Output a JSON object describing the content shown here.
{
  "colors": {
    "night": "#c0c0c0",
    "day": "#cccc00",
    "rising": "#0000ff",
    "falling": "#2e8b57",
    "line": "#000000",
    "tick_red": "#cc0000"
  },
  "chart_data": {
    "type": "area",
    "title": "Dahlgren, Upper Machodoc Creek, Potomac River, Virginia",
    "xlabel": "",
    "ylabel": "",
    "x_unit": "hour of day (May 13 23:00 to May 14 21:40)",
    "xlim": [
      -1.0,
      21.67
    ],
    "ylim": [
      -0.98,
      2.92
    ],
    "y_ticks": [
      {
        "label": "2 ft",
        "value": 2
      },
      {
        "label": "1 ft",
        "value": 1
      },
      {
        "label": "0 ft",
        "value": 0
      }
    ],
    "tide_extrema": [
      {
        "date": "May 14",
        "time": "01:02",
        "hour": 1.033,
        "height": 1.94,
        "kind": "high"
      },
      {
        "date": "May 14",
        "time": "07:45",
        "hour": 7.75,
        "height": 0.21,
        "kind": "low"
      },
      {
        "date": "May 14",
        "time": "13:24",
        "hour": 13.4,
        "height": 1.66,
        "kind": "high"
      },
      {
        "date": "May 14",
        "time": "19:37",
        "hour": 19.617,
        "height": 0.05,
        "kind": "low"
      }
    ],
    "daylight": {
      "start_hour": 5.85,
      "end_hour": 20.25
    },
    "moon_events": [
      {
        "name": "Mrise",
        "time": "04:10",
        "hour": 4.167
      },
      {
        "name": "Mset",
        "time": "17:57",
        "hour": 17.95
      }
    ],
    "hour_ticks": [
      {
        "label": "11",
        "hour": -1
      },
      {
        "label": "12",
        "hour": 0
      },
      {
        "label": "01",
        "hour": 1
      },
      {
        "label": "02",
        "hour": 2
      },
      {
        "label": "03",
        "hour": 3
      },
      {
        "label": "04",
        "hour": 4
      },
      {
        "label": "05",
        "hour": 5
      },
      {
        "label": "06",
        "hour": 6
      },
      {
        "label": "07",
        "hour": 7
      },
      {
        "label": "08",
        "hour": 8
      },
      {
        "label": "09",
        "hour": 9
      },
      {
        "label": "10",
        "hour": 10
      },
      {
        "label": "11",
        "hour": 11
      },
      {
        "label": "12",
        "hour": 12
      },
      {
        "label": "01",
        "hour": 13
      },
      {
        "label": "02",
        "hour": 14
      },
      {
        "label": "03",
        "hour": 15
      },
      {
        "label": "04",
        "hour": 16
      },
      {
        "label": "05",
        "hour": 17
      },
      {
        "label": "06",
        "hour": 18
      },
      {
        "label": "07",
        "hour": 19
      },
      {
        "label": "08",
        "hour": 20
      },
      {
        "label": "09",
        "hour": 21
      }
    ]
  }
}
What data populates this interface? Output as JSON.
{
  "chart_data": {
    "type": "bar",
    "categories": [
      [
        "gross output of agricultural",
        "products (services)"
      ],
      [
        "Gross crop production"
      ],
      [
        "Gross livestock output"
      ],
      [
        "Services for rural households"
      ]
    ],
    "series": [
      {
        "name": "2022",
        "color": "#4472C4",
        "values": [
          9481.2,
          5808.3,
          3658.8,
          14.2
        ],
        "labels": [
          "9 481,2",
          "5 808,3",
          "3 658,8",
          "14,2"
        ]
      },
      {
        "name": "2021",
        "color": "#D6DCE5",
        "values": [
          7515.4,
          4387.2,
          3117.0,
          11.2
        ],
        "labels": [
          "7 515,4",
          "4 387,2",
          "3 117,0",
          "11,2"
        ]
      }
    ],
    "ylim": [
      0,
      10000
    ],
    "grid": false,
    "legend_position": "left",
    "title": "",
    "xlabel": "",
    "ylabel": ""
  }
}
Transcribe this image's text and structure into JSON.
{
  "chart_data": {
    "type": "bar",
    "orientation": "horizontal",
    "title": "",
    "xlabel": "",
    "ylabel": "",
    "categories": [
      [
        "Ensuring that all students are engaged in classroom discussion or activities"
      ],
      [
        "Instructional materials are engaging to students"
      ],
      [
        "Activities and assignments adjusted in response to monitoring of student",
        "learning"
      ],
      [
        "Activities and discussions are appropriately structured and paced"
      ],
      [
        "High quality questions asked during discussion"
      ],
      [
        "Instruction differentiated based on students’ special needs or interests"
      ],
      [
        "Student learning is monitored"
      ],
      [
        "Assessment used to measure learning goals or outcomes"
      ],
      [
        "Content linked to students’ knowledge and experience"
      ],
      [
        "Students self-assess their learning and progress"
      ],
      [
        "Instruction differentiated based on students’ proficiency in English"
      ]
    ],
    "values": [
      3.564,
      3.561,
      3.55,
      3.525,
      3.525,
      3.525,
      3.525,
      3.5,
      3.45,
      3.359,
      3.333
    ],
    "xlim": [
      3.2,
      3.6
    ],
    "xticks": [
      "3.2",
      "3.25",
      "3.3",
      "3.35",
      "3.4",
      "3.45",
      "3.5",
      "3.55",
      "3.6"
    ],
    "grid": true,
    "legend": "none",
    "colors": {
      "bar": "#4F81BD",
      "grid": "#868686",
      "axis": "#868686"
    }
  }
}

Required work:
Set all of the entries down again, exactly as they were given.

Task solution:
Output a JSON object describing the content shown here.
{
  "colors": {
    "night": "#c0c0c0",
    "day": "#cccc00",
    "rising": "#0000ff",
    "falling": "#2e8b57",
    "line": "#000000",
    "tick_red": "#cc0000"
  },
  "chart_data": {
    "type": "area",
    "title": "Dahlgren, Upper Machodoc Creek, Potomac River, Virginia",
    "xlabel": "",
    "ylabel": "",
    "x_unit": "hour of day (May 13 23:00 to May 14 21:40)",
    "xlim": [
      -1.0,
      21.67
    ],
    "ylim": [
      -0.98,
      2.92
    ],
    "y_ticks": [
      {
        "label": "2 ft",
        "value": 2
      },
      {
        "label": "1 ft",
        "value": 1
      },
      {
        "label": "0 ft",
        "value": 0
      }
    ],
    "tide_extrema": [
      {
        "date": "May 14",
        "time": "01:02",
        "hour": 1.033,
        "height": 1.94,
        "kind": "high"
      },
      {
        "date": "May 14",
        "time": "07:45",
        "hour": 7.75,
        "height": 0.21,
        "kind": "low"
      },
      {
        "date": "May 14",
        "time": "13:24",
        "hour": 13.4,
        "height": 1.66,
        "kind": "high"
      },
      {
        "date": "May 14",
        "time": "19:37",
        "hour": 19.617,
        "height": 0.05,
        "kind": "low"
      }
    ],
    "daylight": {
      "start_hour": 5.85,
      "end_hour": 20.25
    },
    "moon_events": [
      {
        "name": "Mrise",
        "time": "04:10",
        "hour": 4.167
      },
      {
        "name": "Mset",
        "time": "17:57",
        "hour": 17.95
      }
    ],
    "hour_ticks": [
      {
        "label": "11",
        "hour": -1
      },
      {
        "label": "12",
        "hour": 0
      },
      {
        "label": "01",
        "hour": 1
      },
      {
        "label": "02",
        "hour": 2
      },
      {
        "label": "03",
        "hour": 3
      },
      {
        "label": "04",
        "hour": 4
      },
      {
        "label": "05",
        "hour": 5
      },
      {
        "label": "06",
        "hour": 6
      },
      {
        "label": "07",
        "hour": 7
      },
      {
        "label": "08",
        "hour": 8
      },
      {
        "label": "09",
        "hour": 9
      },
      {
        "label": "10",
        "hour": 10
      },
      {
        "label": "11",
        "hour": 11
      },
      {
        "label": "12",
        "hour": 12
      },
      {
        "label": "01",
        "hour": 13
      },
      {
        "label": "02",
        "hour": 14
      },
      {
        "label": "03",
        "hour": 15
      },
      {
        "label": "04",
        "hour": 16
      },
      {
        "label": "05",
        "hour": 17
      },
      {
        "label": "06",
        "hour": 18
      },
      {
        "label": "07",
        "hour": 19
      },
      {
        "label": "08",
        "hour": 20
      },
      {
        "label": "09",
        "hour": 21
      }
    ]
  }
}
What data populates this interface? Output as JSON.
{
  "chart_data": {
    "type": "bar",
    "categories": [
      [
        "gross output of agricultural",
        "products (services)"
      ],
      [
        "Gross crop production"
      ],
      [
        "Gross livestock output"
      ],
      [
        "Services for rural households"
      ]
    ],
    "series": [
      {
        "name": "2022",
        "color": "#4472C4",
        "values": [
          9481.2,
          5808.3,
          3658.8,
          14.2
        ],
        "labels": [
          "9 481,2",
          "5 808,3",
          "3 658,8",
          "14,2"
        ]
      },
      {
        "name": "2021",
        "color": "#D6DCE5",
        "values": [
          7515.4,
          4387.2,
          3117.0,
          11.2
        ],
        "labels": [
          "7 515,4",
          "4 387,2",
          "3 117,0",
          "11,2"
        ]
      }
    ],
    "ylim": [
      0,
      10000
    ],
    "grid": false,
    "legend_position": "left",
    "title": "",
    "xlabel": "",
    "ylabel": ""
  }
}
Transcribe this image's text and structure into JSON.
{
  "chart_data": {
    "type": "bar",
    "orientation": "horizontal",
    "title": "",
    "xlabel": "",
    "ylabel": "",
    "categories": [
      [
        "Ensuring that all students are engaged in classroom discussion or activities"
      ],
      [
        "Instructional materials are engaging to students"
      ],
      [
        "Activities and assignments adjusted in response to monitoring of student",
        "learning"
      ],
      [
        "Activities and discussions are appropriately structured and paced"
      ],
      [
        "High quality questions asked during discussion"
      ],
      [
        "Instruction differentiated based on students’ special needs or interests"
      ],
      [
        "Student learning is monitored"
      ],
      [
        "Assessment used to measure learning goals or outcomes"
      ],
      [
        "Content linked to students’ knowledge and experience"
      ],
      [
        "Students self-assess their learning and progress"
      ],
      [
        "Instruction differentiated based on students’ proficiency in English"
      ]
    ],
    "values": [
      3.564,
      3.561,
      3.55,
      3.525,
      3.525,
      3.525,
      3.525,
      3.5,
      3.45,
      3.359,
      3.333
    ],
    "xlim": [
      3.2,
      3.6
    ],
    "xticks": [
      "3.2",
      "3.25",
      "3.3",
      "3.35",
      "3.4",
      "3.45",
      "3.5",
      "3.55",
      "3.6"
    ],
    "grid": true,
    "legend": "none",
    "colors": {
      "bar": "#4F81BD",
      "grid": "#868686",
      "axis": "#868686"
    }
  }
}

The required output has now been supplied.